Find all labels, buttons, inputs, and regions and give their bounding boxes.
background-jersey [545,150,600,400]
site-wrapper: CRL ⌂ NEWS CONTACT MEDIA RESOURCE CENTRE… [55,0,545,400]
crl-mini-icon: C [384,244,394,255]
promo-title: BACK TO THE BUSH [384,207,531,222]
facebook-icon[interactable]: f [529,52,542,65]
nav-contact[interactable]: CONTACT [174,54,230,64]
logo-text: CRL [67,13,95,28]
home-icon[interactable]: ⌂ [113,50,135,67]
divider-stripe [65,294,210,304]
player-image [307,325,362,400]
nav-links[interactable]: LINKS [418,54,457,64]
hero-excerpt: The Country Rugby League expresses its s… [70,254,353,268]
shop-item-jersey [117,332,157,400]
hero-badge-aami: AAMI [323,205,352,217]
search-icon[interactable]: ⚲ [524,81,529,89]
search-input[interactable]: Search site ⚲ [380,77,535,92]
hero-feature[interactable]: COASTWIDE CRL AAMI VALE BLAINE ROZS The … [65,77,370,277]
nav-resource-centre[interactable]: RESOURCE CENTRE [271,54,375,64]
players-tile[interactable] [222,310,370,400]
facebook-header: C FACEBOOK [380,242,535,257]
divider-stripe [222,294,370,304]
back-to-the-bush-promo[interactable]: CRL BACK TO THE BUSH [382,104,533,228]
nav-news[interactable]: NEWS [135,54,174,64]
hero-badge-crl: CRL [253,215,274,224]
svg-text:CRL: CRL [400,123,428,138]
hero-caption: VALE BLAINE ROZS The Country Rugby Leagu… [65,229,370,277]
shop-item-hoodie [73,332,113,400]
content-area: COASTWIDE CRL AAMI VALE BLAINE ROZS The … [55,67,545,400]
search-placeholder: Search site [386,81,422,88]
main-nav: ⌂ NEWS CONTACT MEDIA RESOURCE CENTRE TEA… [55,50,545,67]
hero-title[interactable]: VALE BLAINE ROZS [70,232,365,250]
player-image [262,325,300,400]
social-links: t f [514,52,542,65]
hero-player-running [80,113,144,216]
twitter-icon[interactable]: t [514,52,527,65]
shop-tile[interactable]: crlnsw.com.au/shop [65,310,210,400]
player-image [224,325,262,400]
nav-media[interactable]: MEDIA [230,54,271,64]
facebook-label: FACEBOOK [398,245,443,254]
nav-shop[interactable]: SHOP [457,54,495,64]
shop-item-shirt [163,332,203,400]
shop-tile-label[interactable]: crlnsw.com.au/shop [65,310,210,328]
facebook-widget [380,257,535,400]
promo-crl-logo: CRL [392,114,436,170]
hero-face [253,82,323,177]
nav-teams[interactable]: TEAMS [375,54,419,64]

## Requirement
Update the stretch of entries from the start through the line containing "hero-badge-aami: AAMI [323,205,352,217]" by replacing "divider-stripe" with "divider-bar", and change nothing else.

## Output
Find all labels, buttons, inputs, and regions and give their bounding boxes.
background-jersey [545,150,600,400]
site-wrapper: CRL ⌂ NEWS CONTACT MEDIA RESOURCE CENTRE… [55,0,545,400]
crl-mini-icon: C [384,244,394,255]
promo-title: BACK TO THE BUSH [384,207,531,222]
facebook-icon[interactable]: f [529,52,542,65]
nav-contact[interactable]: CONTACT [174,54,230,64]
logo-text: CRL [67,13,95,28]
home-icon[interactable]: ⌂ [113,50,135,67]
divider-bar [65,294,210,304]
player-image [307,325,362,400]
nav-links[interactable]: LINKS [418,54,457,64]
hero-excerpt: The Country Rugby League expresses its s… [70,254,353,268]
shop-item-jersey [117,332,157,400]
hero-badge-aami: AAMI [323,205,352,217]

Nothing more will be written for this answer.